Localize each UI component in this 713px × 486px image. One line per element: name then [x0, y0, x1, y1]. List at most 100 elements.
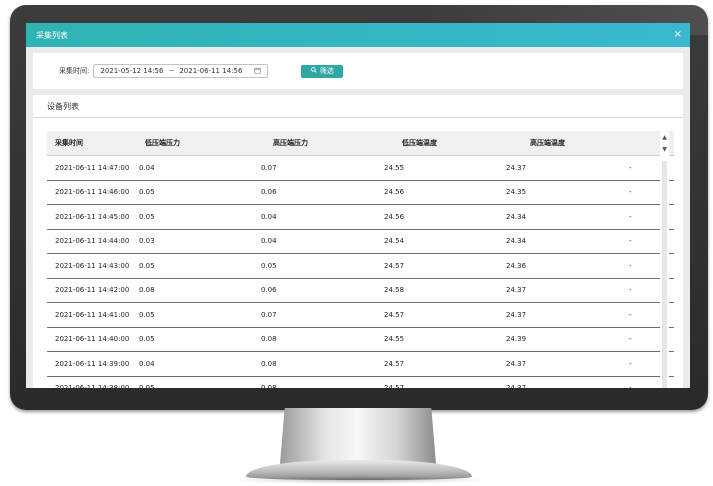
cell-high-pressure: 0.08 [261, 335, 277, 344]
cell-low-pressure: 0.04 [139, 163, 155, 172]
cell-high-temp: 24.34 [506, 212, 527, 221]
header-low-temp[interactable]: 低压端温度 [384, 138, 506, 148]
dialog-title: 采集列表 [36, 30, 68, 40]
cell-extra: - [629, 286, 632, 295]
filter-button[interactable]: 筛选 [301, 64, 344, 78]
cell-high-pressure: 0.08 [261, 359, 277, 368]
table-row[interactable]: 2021-06-11 14:44:00 0.03 0.04 24.54 24.34 - [47, 230, 674, 254]
cell-high-temp: 24.37 [506, 310, 527, 319]
cell-low-pressure: 0.05 [139, 335, 155, 344]
end-date: 2021-06-11 14:56 [179, 67, 243, 75]
cell-low-temp: 24.55 [384, 335, 405, 344]
monitor-stand-neck [280, 408, 436, 464]
cell-low-temp: 24.57 [384, 384, 506, 388]
cell-low-pressure: 0.08 [139, 286, 155, 295]
cell-collect-time: 2021-06-11 14:45:00 [55, 212, 130, 221]
collect-time-label: 采集时间: [59, 67, 90, 75]
scrollbar-track[interactable] [662, 161, 667, 388]
cell-high-temp: 24.37 [506, 286, 527, 295]
cell-high-pressure: 0.08 [261, 384, 384, 388]
cell-collect-time: 2021-06-11 14:38:00 [47, 384, 139, 388]
header-collect-time[interactable]: 采集时间 [47, 138, 139, 148]
cell-collect-time: 2021-06-11 14:46:00 [55, 188, 130, 197]
vertical-scrollbar[interactable]: ▲ ▼ [660, 131, 669, 388]
table-body: 2021-06-11 14:47:00 0.04 0.07 24.55 24.37-20… [47, 156, 674, 388]
cell-collect-time: 2021-06-11 14:40:00 [55, 335, 130, 344]
table-row[interactable]: 2021-06-11 14:39:00 0.04 0.08 24.57 24.37 - [47, 352, 674, 377]
cell-high-pressure: 0.06 [261, 286, 277, 295]
table-header: 采集时间 低压端压力 高压端压力 低压端温度 高压端温度 [47, 131, 674, 156]
screen: 采集列表 × 采集时间: 2021-05-12 14:56 ~ 2021-06-… [26, 23, 690, 388]
cell-low-pressure: 0.05 [139, 310, 155, 319]
cell-extra: - [629, 163, 632, 172]
calendar-icon[interactable] [254, 67, 262, 76]
cell-collect-time: 2021-06-11 14:44:00 [55, 237, 130, 246]
cell-low-temp: 24.56 [384, 212, 405, 221]
cell-low-temp: 24.54 [384, 237, 405, 246]
table-row[interactable]: 2021-06-11 14:41:00 0.05 0.07 24.57 24.37 - [47, 303, 674, 328]
header-high-temp[interactable]: 高压端温度 [506, 138, 629, 148]
cell-extra: - [629, 212, 632, 221]
cell-extra: - [629, 188, 632, 197]
cell-high-temp: 24.39 [506, 335, 527, 344]
filter-bar: 采集时间: 2021-05-12 14:56 ~ 2021-06-11 14:5… [33, 53, 683, 89]
device-list-panel: 设备列表 采集时间 低压端压力 高压端压力 低压端温度 高压端温度 2021-0… [33, 95, 683, 388]
cell-low-pressure: 0.05 [139, 261, 155, 270]
cell-extra: - [629, 359, 632, 368]
start-date: 2021-05-12 14:56 [100, 67, 164, 75]
cell-high-temp: 24.36 [506, 261, 527, 270]
date-separator: ~ [168, 67, 175, 75]
cell-extra: - [629, 384, 654, 388]
cell-low-temp: 24.55 [384, 163, 405, 172]
cell-high-pressure: 0.04 [261, 237, 277, 246]
cell-low-temp: 24.57 [384, 310, 405, 319]
chevron-up-icon[interactable]: ▲ [660, 133, 669, 142]
chevron-down-icon[interactable]: ▼ [660, 145, 669, 154]
cell-high-temp: 24.37 [506, 384, 629, 388]
table-row[interactable]: 2021-06-11 14:40:00 0.05 0.08 24.55 24.39 - [47, 328, 674, 352]
search-icon [311, 67, 317, 75]
cell-collect-time: 2021-06-11 14:41:00 [55, 310, 130, 319]
table-row[interactable]: 2021-06-11 14:46:00 0.05 0.06 24.56 24.35 - [47, 181, 674, 205]
cell-collect-time: 2021-06-11 14:47:00 [55, 163, 130, 172]
header-high-pressure[interactable]: 高压端压力 [261, 138, 384, 148]
cell-high-pressure: 0.06 [261, 188, 277, 197]
cell-low-pressure: 0.05 [139, 188, 155, 197]
cell-collect-time: 2021-06-11 14:42:00 [55, 286, 130, 295]
cell-collect-time: 2021-06-11 14:39:00 [55, 359, 130, 368]
header-low-pressure[interactable]: 低压端压力 [139, 138, 261, 148]
cell-low-temp: 24.58 [384, 286, 405, 295]
table-row[interactable]: 2021-06-11 14:38:000.050.0824.5724.37- [47, 377, 674, 388]
data-table: 采集时间 低压端压力 高压端压力 低压端温度 高压端温度 2021-06-11 … [47, 131, 674, 388]
table-row[interactable]: 2021-06-11 14:42:00 0.08 0.06 24.58 24.37 - [47, 279, 674, 303]
cell-high-pressure: 0.07 [261, 163, 277, 172]
cell-low-pressure: 0.05 [139, 384, 261, 388]
cell-high-temp: 24.37 [506, 359, 527, 368]
cell-low-pressure: 0.04 [139, 359, 155, 368]
stand-shadow [230, 476, 488, 484]
close-icon[interactable]: × [674, 30, 682, 40]
cell-low-pressure: 0.05 [139, 212, 155, 221]
table-row[interactable]: 2021-06-11 14:45:00 0.05 0.04 24.56 24.34 - [47, 205, 674, 230]
cell-extra: - [629, 310, 632, 319]
cell-collect-time: 2021-06-11 14:43:00 [55, 261, 130, 270]
table-row[interactable]: 2021-06-11 14:47:00 0.04 0.07 24.55 24.37 - [47, 156, 674, 181]
cell-high-temp: 24.37 [506, 163, 527, 172]
cell-high-pressure: 0.04 [261, 212, 277, 221]
cell-high-temp: 24.35 [506, 188, 527, 197]
cell-high-temp: 24.34 [506, 237, 527, 246]
cell-high-pressure: 0.05 [261, 261, 277, 270]
cell-low-temp: 24.56 [384, 188, 405, 197]
cell-low-temp: 24.57 [384, 359, 405, 368]
device-list-title: 设备列表 [33, 95, 683, 118]
cell-extra: - [629, 261, 632, 270]
cell-high-pressure: 0.07 [261, 310, 277, 319]
cell-extra: - [629, 237, 632, 246]
cell-low-temp: 24.57 [384, 261, 405, 270]
filter-button-label: 筛选 [319, 67, 334, 75]
dialog-titlebar: 采集列表 × [26, 23, 690, 47]
date-range-picker[interactable]: 2021-05-12 14:56 ~ 2021-06-11 14:56 [93, 64, 269, 78]
cell-low-pressure: 0.03 [139, 237, 155, 246]
cell-extra: - [629, 335, 632, 344]
table-row[interactable]: 2021-06-11 14:43:00 0.05 0.05 24.57 24.36 - [47, 254, 674, 279]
◆ ◆ ◆
▶ **What the exercise asks**
Render every line of the listing above as a numbered list, skipping any blank lines and omitting the picture.

▶ **Full response**
1. Localize each UI component in this 713px × 486px image. One line per element: name then [x0, y0, x1, y1]. List at most 100 elements.
2. cell-high-pressure: 0.08 [261, 335, 277, 344]
3. cell-low-pressure: 0.04 [139, 163, 155, 172]
4. cell-high-temp: 24.34 [506, 212, 527, 221]
5. header-low-temp[interactable]: 低压端温度 [384, 138, 506, 148]
6. dialog-title: 采集列表 [36, 30, 68, 40]
7. cell-extra: - [629, 286, 632, 295]
8. filter-button[interactable]: 筛选 [301, 64, 344, 78]
9. cell-high-pressure: 0.08 [261, 359, 277, 368]
10. table-row[interactable]: 2021-06-11 14:44:00 0.03 0.04 24.54 24.34 - [47, 230, 674, 254]
11. cell-high-temp: 24.37 [506, 310, 527, 319]
12. cell-low-pressure: 0.05 [139, 335, 155, 344]
13. end-date: 2021-06-11 14:56 [179, 67, 243, 75]
14. cell-low-temp: 24.55 [384, 335, 405, 344]
15. monitor-stand-neck [280, 408, 436, 464]
16. cell-low-temp: 24.57 [384, 384, 506, 388]
17. cell-low-pressure: 0.08 [139, 286, 155, 295]
18. cell-collect-time: 2021-06-11 14:45:00 [55, 212, 130, 221]
19. collect-time-label: 采集时间: [59, 67, 90, 75]
20. scrollbar-track[interactable] [662, 161, 667, 388]
21. cell-high-temp: 24.37 [506, 286, 527, 295]
22. cell-high-pressure: 0.08 [261, 384, 384, 388]
23. cell-collect-time: 2021-06-11 14:38:00 [47, 384, 139, 388]
24. header-collect-time[interactable]: 采集时间 [47, 138, 139, 148]
25. cell-collect-time: 2021-06-11 14:46:00 [55, 188, 130, 197]
26. vertical-scrollbar[interactable]: ▲ ▼ [660, 131, 669, 388]
27. table-body: 2021-06-11 14:47:00 0.04 0.07 24.55 24.37-20… [47, 156, 674, 388]
28. cell-collect-time: 2021-06-11 14:40:00 [55, 335, 130, 344]
29. table-row[interactable]: 2021-06-11 14:39:00 0.04 0.08 24.57 24.37 - [47, 352, 674, 377]
30. cell-high-pressure: 0.06 [261, 286, 277, 295]
31. table-header: 采集时间 低压端压力 高压端压力 低压端温度 高压端温度 [47, 131, 674, 156]
32. screen: 采集列表 × 采集时间: 2021-05-12 14:56 ~ 2021-06-… [26, 23, 690, 388]
33. cell-low-pressure: 0.05 [139, 310, 155, 319]
34. cell-extra: - [629, 163, 632, 172]
35. calendar-icon[interactable] [254, 67, 262, 76]
36. cell-collect-time: 2021-06-11 14:44:00 [55, 237, 130, 246]
37. cell-low-temp: 24.56 [384, 212, 405, 221]
38. cell-low-temp: 24.54 [384, 237, 405, 246]
39. table-row[interactable]: 2021-06-11 14:41:00 0.05 0.07 24.57 24.37 - [47, 303, 674, 328]
40. header-high-temp[interactable]: 高压端温度 [506, 138, 629, 148]
41. cell-extra: - [629, 212, 632, 221]
42. cell-extra: - [629, 188, 632, 197]
43. cell-high-temp: 24.39 [506, 335, 527, 344]
44. filter-bar: 采集时间: 2021-05-12 14:56 ~ 2021-06-11 14:5… [33, 53, 683, 89]
45. device-list-panel: 设备列表 采集时间 低压端压力 高压端压力 低压端温度 高压端温度 2021-0… [33, 95, 683, 388]
46. cell-low-pressure: 0.05 [139, 261, 155, 270]
47. cell-extra: - [629, 359, 632, 368]
48. start-date: 2021-05-12 14:56 [100, 67, 164, 75]
49. cell-high-temp: 24.36 [506, 261, 527, 270]
50. date-separator: ~ [168, 67, 175, 75]
51. cell-extra: - [629, 384, 654, 388]
52. cell-low-temp: 24.55 [384, 163, 405, 172]
53. cell-high-pressure: 0.04 [261, 237, 277, 246]
54. cell-low-temp: 24.57 [384, 310, 405, 319]
55. chevron-up-icon[interactable]: ▲ [660, 133, 669, 142]
56. chevron-down-icon[interactable]: ▼ [660, 145, 669, 154]
57. cell-high-temp: 24.37 [506, 384, 629, 388]
58. table-row[interactable]: 2021-06-11 14:40:00 0.05 0.08 24.55 24.39 - [47, 328, 674, 352]
59. search-icon [311, 67, 317, 75]
60. cell-collect-time: 2021-06-11 14:41:00 [55, 310, 130, 319]
61. table-row[interactable]: 2021-06-11 14:46:00 0.05 0.06 24.56 24.35 - [47, 181, 674, 205]
62. cell-collect-time: 2021-06-11 14:47:00 [55, 163, 130, 172]
63. header-high-pressure[interactable]: 高压端压力 [261, 138, 384, 148]
64. cell-high-pressure: 0.06 [261, 188, 277, 197]
65. cell-low-pressure: 0.05 [139, 188, 155, 197]
66. cell-collect-time: 2021-06-11 14:42:00 [55, 286, 130, 295]
67. cell-collect-time: 2021-06-11 14:39:00 [55, 359, 130, 368]
68. header-low-pressure[interactable]: 低压端压力 [139, 138, 261, 148]
69. cell-low-temp: 24.58 [384, 286, 405, 295]
70. table-row[interactable]: 2021-06-11 14:38:000.050.0824.5724.37- [47, 377, 674, 388]
71. data-table: 采集时间 低压端压力 高压端压力 低压端温度 高压端温度 2021-06-11 … [47, 131, 674, 388]
72. table-row[interactable]: 2021-06-11 14:42:00 0.08 0.06 24.58 24.37 - [47, 279, 674, 303]
73. cell-high-pressure: 0.07 [261, 163, 277, 172]
74. cell-low-pressure: 0.05 [139, 384, 261, 388]
75. cell-high-temp: 24.37 [506, 359, 527, 368]
76. cell-low-pressure: 0.04 [139, 359, 155, 368]
77. stand-shadow [230, 476, 488, 484]
78. close-icon[interactable]: × [674, 30, 682, 40]
79. cell-low-pressure: 0.05 [139, 212, 155, 221]
80. table-row[interactable]: 2021-06-11 14:45:00 0.05 0.04 24.56 24.34 - [47, 205, 674, 230]
81. cell-extra: - [629, 310, 632, 319]
82. cell-collect-time: 2021-06-11 14:43:00 [55, 261, 130, 270]
83. table-row[interactable]: 2021-06-11 14:47:00 0.04 0.07 24.55 24.37 - [47, 156, 674, 181]
84. cell-high-temp: 24.37 [506, 163, 527, 172]
85. cell-high-pressure: 0.04 [261, 212, 277, 221]
86. cell-high-temp: 24.35 [506, 188, 527, 197]
87. cell-high-temp: 24.34 [506, 237, 527, 246]
88. cell-high-pressure: 0.05 [261, 261, 277, 270]
89. cell-low-temp: 24.56 [384, 188, 405, 197]
90. cell-low-temp: 24.57 [384, 359, 405, 368]
91. device-list-title: 设备列表 [33, 95, 683, 118]
92. cell-extra: - [629, 261, 632, 270]
93. cell-high-pressure: 0.07 [261, 310, 277, 319]
94. cell-extra: - [629, 237, 632, 246]
95. cell-low-temp: 24.57 [384, 261, 405, 270]
96. filter-button-label: 筛选 [319, 67, 334, 75]
97. dialog-titlebar: 采集列表 × [26, 23, 690, 47]
98. date-range-picker[interactable]: 2021-05-12 14:56 ~ 2021-06-11 14:56 [93, 64, 269, 78]
99. cell-low-pressure: 0.03 [139, 237, 155, 246]
100. cell-extra: - [629, 335, 632, 344]
101. table-row[interactable]: 2021-06-11 14:43:00 0.05 0.05 24.57 24.36 - [47, 254, 674, 279]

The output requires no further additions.